*Problem requirements:* Write out the material exactly. Do not include the pictures.

*Raw data:*
********

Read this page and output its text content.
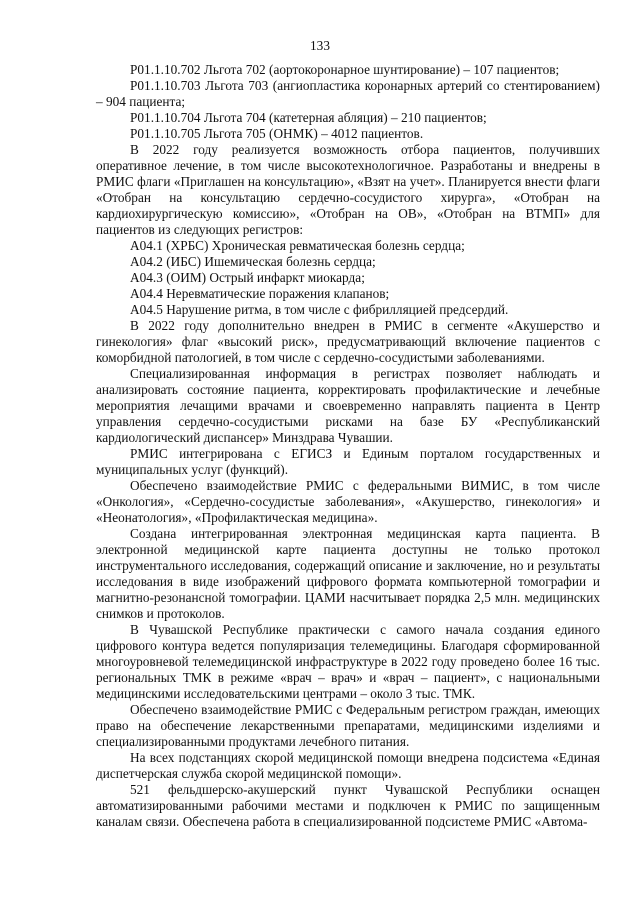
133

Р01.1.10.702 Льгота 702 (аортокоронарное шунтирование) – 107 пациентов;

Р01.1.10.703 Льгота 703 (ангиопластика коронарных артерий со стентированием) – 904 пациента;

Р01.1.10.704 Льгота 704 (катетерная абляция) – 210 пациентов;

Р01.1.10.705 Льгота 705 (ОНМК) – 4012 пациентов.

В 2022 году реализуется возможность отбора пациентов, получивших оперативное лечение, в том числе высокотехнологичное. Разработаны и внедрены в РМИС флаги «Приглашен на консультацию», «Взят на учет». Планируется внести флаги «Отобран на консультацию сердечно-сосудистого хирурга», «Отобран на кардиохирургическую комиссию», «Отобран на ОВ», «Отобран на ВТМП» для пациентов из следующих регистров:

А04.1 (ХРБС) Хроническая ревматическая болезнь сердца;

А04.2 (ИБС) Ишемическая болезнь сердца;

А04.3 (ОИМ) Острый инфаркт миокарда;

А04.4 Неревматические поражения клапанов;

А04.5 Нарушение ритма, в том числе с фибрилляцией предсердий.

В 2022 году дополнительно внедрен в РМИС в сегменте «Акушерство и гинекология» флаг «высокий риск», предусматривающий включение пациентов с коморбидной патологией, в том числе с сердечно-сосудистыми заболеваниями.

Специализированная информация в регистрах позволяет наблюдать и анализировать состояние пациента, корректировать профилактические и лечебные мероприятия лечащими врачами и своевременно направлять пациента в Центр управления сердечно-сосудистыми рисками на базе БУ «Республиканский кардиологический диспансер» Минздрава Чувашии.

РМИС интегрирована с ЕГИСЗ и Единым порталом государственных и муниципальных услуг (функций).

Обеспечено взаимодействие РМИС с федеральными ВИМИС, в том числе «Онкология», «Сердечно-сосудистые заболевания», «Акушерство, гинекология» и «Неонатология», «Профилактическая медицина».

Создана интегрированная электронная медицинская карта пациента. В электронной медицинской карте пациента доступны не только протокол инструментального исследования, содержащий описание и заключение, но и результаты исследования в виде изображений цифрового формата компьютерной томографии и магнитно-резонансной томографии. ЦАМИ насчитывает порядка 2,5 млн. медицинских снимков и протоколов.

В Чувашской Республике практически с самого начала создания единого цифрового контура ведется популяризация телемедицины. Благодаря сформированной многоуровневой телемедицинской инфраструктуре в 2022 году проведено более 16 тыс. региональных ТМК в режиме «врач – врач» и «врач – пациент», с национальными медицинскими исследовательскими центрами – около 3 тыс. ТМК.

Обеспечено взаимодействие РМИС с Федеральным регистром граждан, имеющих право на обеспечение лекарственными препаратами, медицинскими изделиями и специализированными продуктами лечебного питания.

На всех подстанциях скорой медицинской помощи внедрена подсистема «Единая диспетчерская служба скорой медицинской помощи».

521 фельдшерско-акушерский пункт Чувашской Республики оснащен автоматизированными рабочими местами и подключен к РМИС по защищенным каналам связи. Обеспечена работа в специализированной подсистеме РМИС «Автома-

********

*Problem solution:*
Read this page and output its text content.
133

Р01.1.10.702 Льгота 702 (аортокоронарное шунтирование) – 107 пациентов;

Р01.1.10.703 Льгота 703 (ангиопластика коронарных артерий со стентированием) – 904 пациента;

Р01.1.10.704 Льгота 704 (катетерная абляция) – 210 пациентов;

Р01.1.10.705 Льгота 705 (ОНМК) – 4012 пациентов.

В 2022 году реализуется возможность отбора пациентов, получивших оперативное лечение, в том числе высокотехнологичное. Разработаны и внедрены в РМИС флаги «Приглашен на консультацию», «Взят на учет». Планируется внести флаги «Отобран на консультацию сердечно-сосудистого хирурга», «Отобран на кардиохирургическую комиссию», «Отобран на ОВ», «Отобран на ВТМП» для пациентов из следующих регистров:

А04.1 (ХРБС) Хроническая ревматическая болезнь сердца;

А04.2 (ИБС) Ишемическая болезнь сердца;

А04.3 (ОИМ) Острый инфаркт миокарда;

А04.4 Неревматические поражения клапанов;

А04.5 Нарушение ритма, в том числе с фибрилляцией предсердий.

В 2022 году дополнительно внедрен в РМИС в сегменте «Акушерство и гинекология» флаг «высокий риск», предусматривающий включение пациентов с коморбидной патологией, в том числе с сердечно-сосудистыми заболеваниями.

Специализированная информация в регистрах позволяет наблюдать и анализировать состояние пациента, корректировать профилактические и лечебные мероприятия лечащими врачами и своевременно направлять пациента в Центр управления сердечно-сосудистыми рисками на базе БУ «Республиканский кардиологический диспансер» Минздрава Чувашии.

РМИС интегрирована с ЕГИСЗ и Единым порталом государственных и муниципальных услуг (функций).

Обеспечено взаимодействие РМИС с федеральными ВИМИС, в том числе «Онкология», «Сердечно-сосудистые заболевания», «Акушерство, гинекология» и «Неонатология», «Профилактическая медицина».

Создана интегрированная электронная медицинская карта пациента. В электронной медицинской карте пациента доступны не только протокол инструментального исследования, содержащий описание и заключение, но и результаты исследования в виде изображений цифрового формата компьютерной томографии и магнитно-резонансной томографии. ЦАМИ насчитывает порядка 2,5 млн. медицинских снимков и протоколов.

В Чувашской Республике практически с самого начала создания единого цифрового контура ведется популяризация телемедицины. Благодаря сформированной многоуровневой телемедицинской инфраструктуре в 2022 году проведено более 16 тыс. региональных ТМК в режиме «врач – врач» и «врач – пациент», с национальными медицинскими исследовательскими центрами – около 3 тыс. ТМК.

Обеспечено взаимодействие РМИС с Федеральным регистром граждан, имеющих право на обеспечение лекарственными препаратами, медицинскими изделиями и специализированными продуктами лечебного питания.

На всех подстанциях скорой медицинской помощи внедрена подсистема «Единая диспетчерская служба скорой медицинской помощи».

521 фельдшерско-акушерский пункт Чувашской Республики оснащен автоматизированными рабочими местами и подключен к РМИС по защищенным каналам связи. Обеспечена работа в специализированной подсистеме РМИС «Автома-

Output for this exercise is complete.